- _GOAL OF THE EXERCISE_
Gather from the material every line that contains the string "color".

- _EXTRACTED ENTRIES_
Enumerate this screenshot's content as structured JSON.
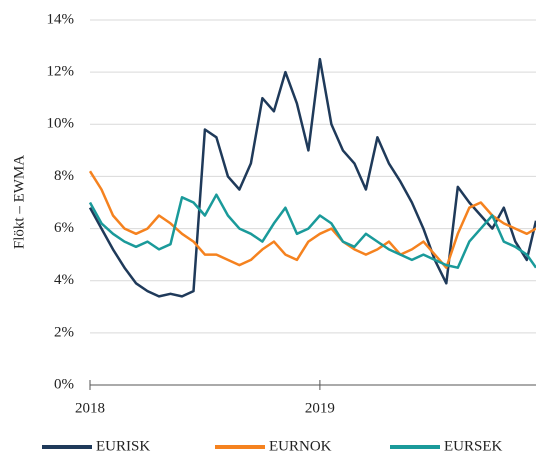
{
  "chart_data": {
    "type": "line",
    "y_label": "Flökt – EWMA",
    "x": [
      2018,
      2018.05,
      2018.1,
      2018.15,
      2018.2,
      2018.25,
      2018.3,
      2018.35,
      2018.4,
      2018.45,
      2018.5,
      2018.55,
      2018.6,
      2018.65,
      2018.7,
      2018.75,
      2018.8,
      2018.85,
      2018.9,
      2018.95,
      2019,
      2019.05,
      2019.1,
      2019.15,
      2019.2,
      2019.25,
      2019.3,
      2019.35,
      2019.4,
      2019.45,
      2019.5,
      2019.55,
      2019.6,
      2019.65,
      2019.7,
      2019.75,
      2019.8,
      2019.85,
      2019.9,
      2019.94
    ],
    "series": [
      {
        "name": "EURISK",
        "color": "#1f3a5a",
        "values": [
          6.8,
          6.0,
          5.2,
          4.5,
          3.9,
          3.6,
          3.4,
          3.5,
          3.4,
          3.6,
          9.8,
          9.5,
          8.0,
          7.5,
          8.5,
          11.0,
          10.5,
          12.0,
          10.8,
          9.0,
          12.5,
          10.0,
          9.0,
          8.5,
          7.5,
          9.5,
          8.5,
          7.8,
          7.0,
          6.0,
          4.8,
          3.9,
          7.6,
          7.0,
          6.5,
          6.0,
          6.8,
          5.5,
          4.8,
          6.3
        ]
      },
      {
        "name": "EURNOK",
        "color": "#f5821f",
        "values": [
          8.2,
          7.5,
          6.5,
          6.0,
          5.8,
          6.0,
          6.5,
          6.2,
          5.8,
          5.5,
          5.0,
          5.0,
          4.8,
          4.6,
          4.8,
          5.2,
          5.5,
          5.0,
          4.8,
          5.5,
          5.8,
          6.0,
          5.5,
          5.2,
          5.0,
          5.2,
          5.5,
          5.0,
          5.2,
          5.5,
          5.0,
          4.5,
          5.8,
          6.8,
          7.0,
          6.5,
          6.2,
          6.0,
          5.8,
          6.0
        ]
      },
      {
        "name": "EURSEK",
        "color": "#1a9a9a",
        "values": [
          7.0,
          6.2,
          5.8,
          5.5,
          5.3,
          5.5,
          5.2,
          5.4,
          7.2,
          7.0,
          6.5,
          7.3,
          6.5,
          6.0,
          5.8,
          5.5,
          6.2,
          6.8,
          5.8,
          6.0,
          6.5,
          6.2,
          5.5,
          5.3,
          5.8,
          5.5,
          5.2,
          5.0,
          4.8,
          5.0,
          4.8,
          4.6,
          4.5,
          5.5,
          6.0,
          6.5,
          5.5,
          5.3,
          5.0,
          4.5
        ]
      }
    ],
    "xlim": [
      2018,
      2019.94
    ],
    "xticks": [
      2018,
      2019
    ],
    "ylim": [
      0,
      14
    ],
    "yticks": [
      {
        "value": 0,
        "label": "0%"
      },
      {
        "value": 2,
        "label": "2%"
      },
      {
        "value": 4,
        "label": "4%"
      },
      {
        "value": 6,
        "label": "6%"
      },
      {
        "value": 8,
        "label": "8%"
      },
      {
        "value": 10,
        "label": "10%"
      },
      {
        "value": 12,
        "label": "12%"
      },
      {
        "value": 14,
        "label": "14%"
      }
    ],
    "grid": true
  }
}
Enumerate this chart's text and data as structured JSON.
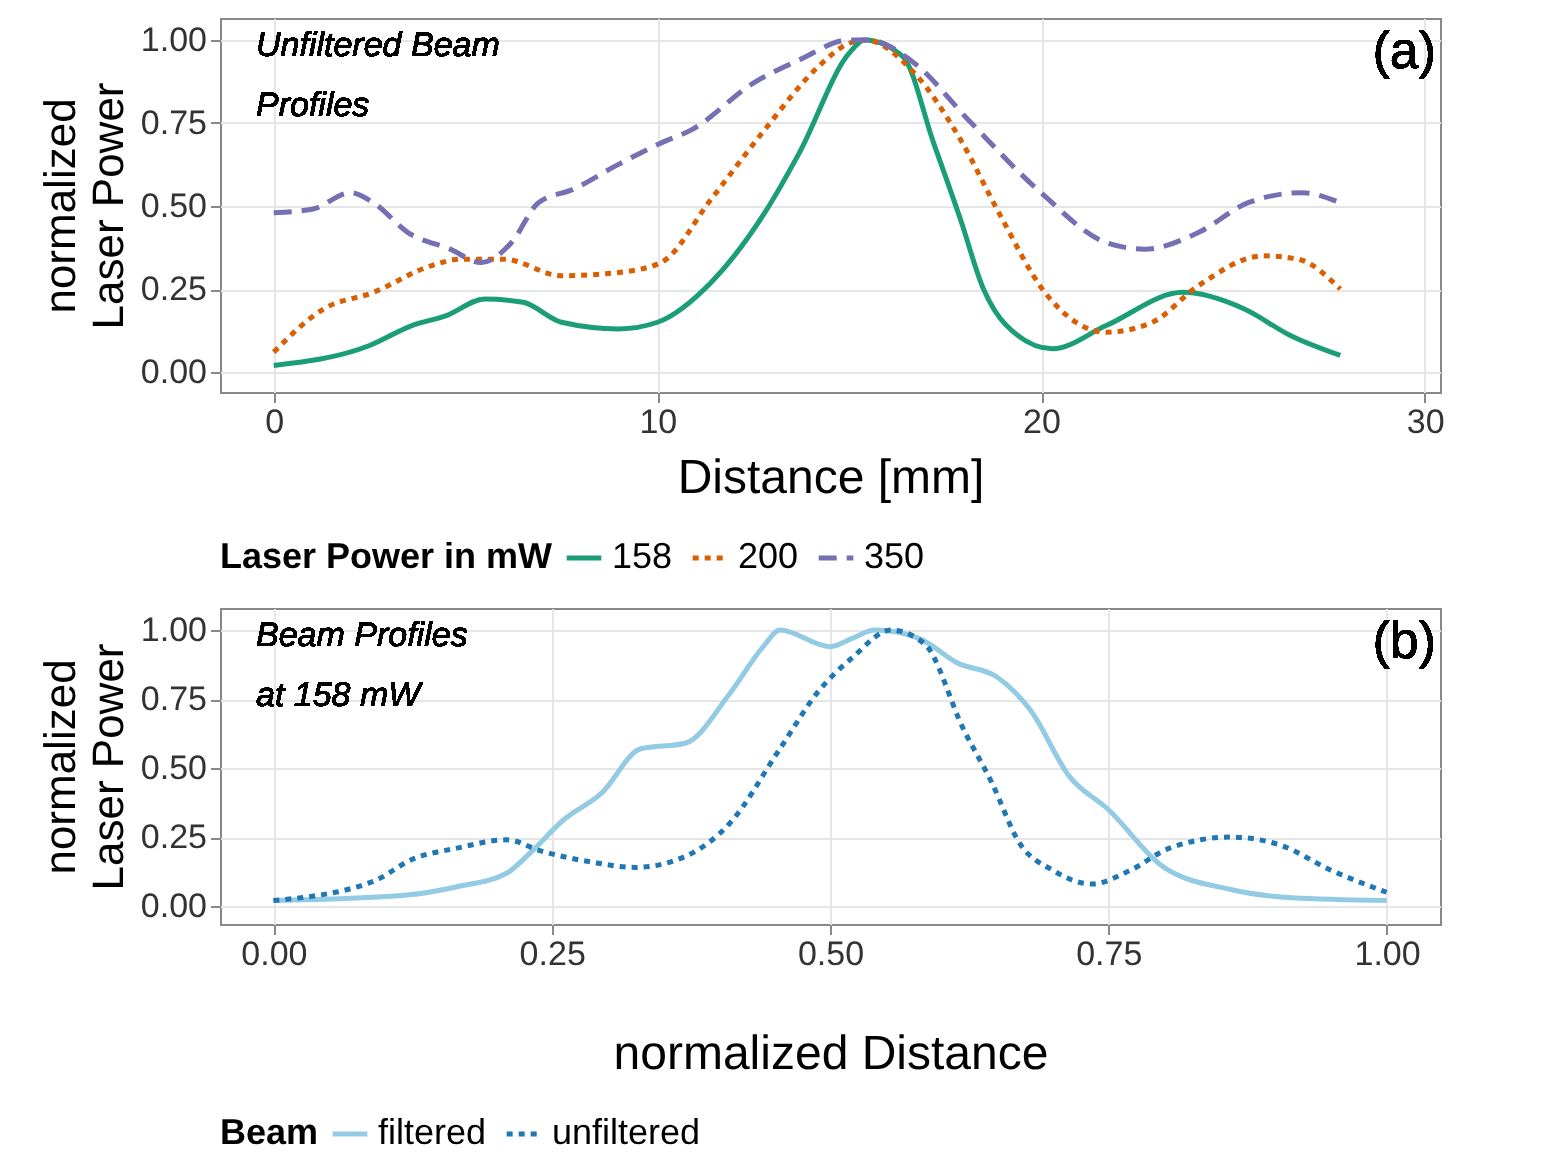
{
  "chart_data": [
    {
      "type": "line",
      "xlabel": "Distance [mm]",
      "ylabel": "normalized\nLaser Power",
      "legend_title": "Laser Power in mW",
      "legend": "bottom",
      "grid": true,
      "xlim": [
        -1.4,
        30.4
      ],
      "ylim": [
        -0.06,
        1.066
      ],
      "xticks": [
        0,
        10,
        20,
        30
      ],
      "yticks": [
        {
          "value": 0,
          "label": "0.00"
        },
        {
          "value": 0.25,
          "label": "0.25"
        },
        {
          "value": 0.5,
          "label": "0.50"
        },
        {
          "value": 0.75,
          "label": "0.75"
        },
        {
          "value": 1,
          "label": "1.00"
        }
      ],
      "annotations": [
        "Unfiltered Beam\nProfiles",
        "(a)"
      ],
      "series": [
        {
          "name": "158",
          "color": "#1b9e77",
          "line_style": "solid",
          "x": [
            0,
            2.5,
            3.6,
            4.5,
            5.5,
            6.5,
            7.5,
            9.0,
            10,
            11.4,
            12.8,
            13.7,
            15,
            15.4,
            16.4,
            17.2,
            17.9,
            18.5,
            19.1,
            20.3,
            21.7,
            23.7,
            25.3,
            26.5,
            27.8
          ],
          "values": [
            0.02,
            0.08,
            0.14,
            0.17,
            0.22,
            0.21,
            0.15,
            0.13,
            0.15,
            0.27,
            0.48,
            0.66,
            0.96,
            1.0,
            0.95,
            0.69,
            0.46,
            0.25,
            0.14,
            0.07,
            0.14,
            0.24,
            0.19,
            0.11,
            0.05
          ]
        },
        {
          "name": "200",
          "color": "#d95f02",
          "line_style": "dotted",
          "x": [
            0,
            1.3,
            2.6,
            4.1,
            4.9,
            6,
            7.5,
            9,
            10.1,
            11.4,
            12.8,
            14.2,
            15,
            15.4,
            16.7,
            17.9,
            18.9,
            20.1,
            21.7,
            22.9,
            24.1,
            25.8,
            26.7,
            27.8
          ],
          "values": [
            0.06,
            0.19,
            0.24,
            0.32,
            0.34,
            0.34,
            0.29,
            0.3,
            0.33,
            0.52,
            0.73,
            0.92,
            0.99,
            1.0,
            0.9,
            0.7,
            0.48,
            0.24,
            0.12,
            0.15,
            0.26,
            0.35,
            0.34,
            0.25
          ]
        },
        {
          "name": "350",
          "color": "#7570b3",
          "line_style": "dashed",
          "x": [
            0,
            1,
            2,
            2.6,
            3.5,
            4.6,
            5.4,
            6.2,
            6.9,
            7.8,
            8.9,
            10.1,
            10.9,
            12.5,
            13.7,
            15,
            15.5,
            16.7,
            18.1,
            20,
            21.7,
            22.7,
            24.1,
            25.4,
            26.8,
            27.8
          ],
          "values": [
            0.48,
            0.49,
            0.54,
            0.51,
            0.42,
            0.37,
            0.33,
            0.39,
            0.51,
            0.55,
            0.62,
            0.69,
            0.73,
            0.87,
            0.94,
            1.0,
            1.0,
            0.93,
            0.76,
            0.54,
            0.39,
            0.37,
            0.42,
            0.51,
            0.54,
            0.51
          ]
        }
      ]
    },
    {
      "type": "line",
      "xlabel": "normalized Distance",
      "ylabel": "normalized\nLaser Power",
      "legend_title": "Beam",
      "legend": "bottom",
      "grid": true,
      "xlim": [
        -0.048,
        1.048
      ],
      "ylim": [
        -0.065,
        1.08
      ],
      "xticks": [
        {
          "value": 0,
          "label": "0.00"
        },
        {
          "value": 0.25,
          "label": "0.25"
        },
        {
          "value": 0.5,
          "label": "0.50"
        },
        {
          "value": 0.75,
          "label": "0.75"
        },
        {
          "value": 1,
          "label": "1.00"
        }
      ],
      "yticks": [
        {
          "value": 0,
          "label": "0.00"
        },
        {
          "value": 0.25,
          "label": "0.25"
        },
        {
          "value": 0.5,
          "label": "0.50"
        },
        {
          "value": 0.75,
          "label": "0.75"
        },
        {
          "value": 1,
          "label": "1.00"
        }
      ],
      "annotations": [
        "Beam Profiles\nat 158 mW",
        "(b)"
      ],
      "series": [
        {
          "name": "filtered",
          "color": "#92cbe3",
          "line_style": "solid",
          "x": [
            0,
            0.12,
            0.165,
            0.21,
            0.23,
            0.26,
            0.295,
            0.33,
            0.37,
            0.41,
            0.44,
            0.455,
            0.5,
            0.52,
            0.54,
            0.58,
            0.615,
            0.65,
            0.68,
            0.715,
            0.75,
            0.8,
            0.86,
            0.915,
            1.0
          ],
          "values": [
            0.02,
            0.04,
            0.07,
            0.12,
            0.19,
            0.31,
            0.41,
            0.57,
            0.59,
            0.77,
            0.94,
            1.0,
            0.94,
            0.97,
            1.0,
            0.97,
            0.88,
            0.83,
            0.71,
            0.47,
            0.35,
            0.14,
            0.06,
            0.03,
            0.02
          ]
        },
        {
          "name": "unfiltered",
          "color": "#1f78b4",
          "line_style": "dotted",
          "x": [
            0,
            0.09,
            0.125,
            0.165,
            0.21,
            0.24,
            0.285,
            0.325,
            0.37,
            0.41,
            0.455,
            0.49,
            0.52,
            0.555,
            0.585,
            0.62,
            0.645,
            0.67,
            0.7,
            0.735,
            0.77,
            0.805,
            0.86,
            0.905,
            0.95,
            1.0
          ],
          "values": [
            0.02,
            0.09,
            0.17,
            0.21,
            0.24,
            0.2,
            0.16,
            0.14,
            0.18,
            0.3,
            0.57,
            0.78,
            0.9,
            1.0,
            0.95,
            0.64,
            0.45,
            0.23,
            0.13,
            0.08,
            0.13,
            0.21,
            0.25,
            0.22,
            0.13,
            0.05
          ]
        }
      ]
    }
  ]
}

- _SOLVED PROBLEM_
        "color": "#1f3a5a",
        "color": "#f5821f",
        "color": "#1a9a9a",
          "color": "#1b9e77",
          "color": "#d95f02",
          "color": "#7570b3",
          "color": "#92cbe3",
          "color": "#1f78b4",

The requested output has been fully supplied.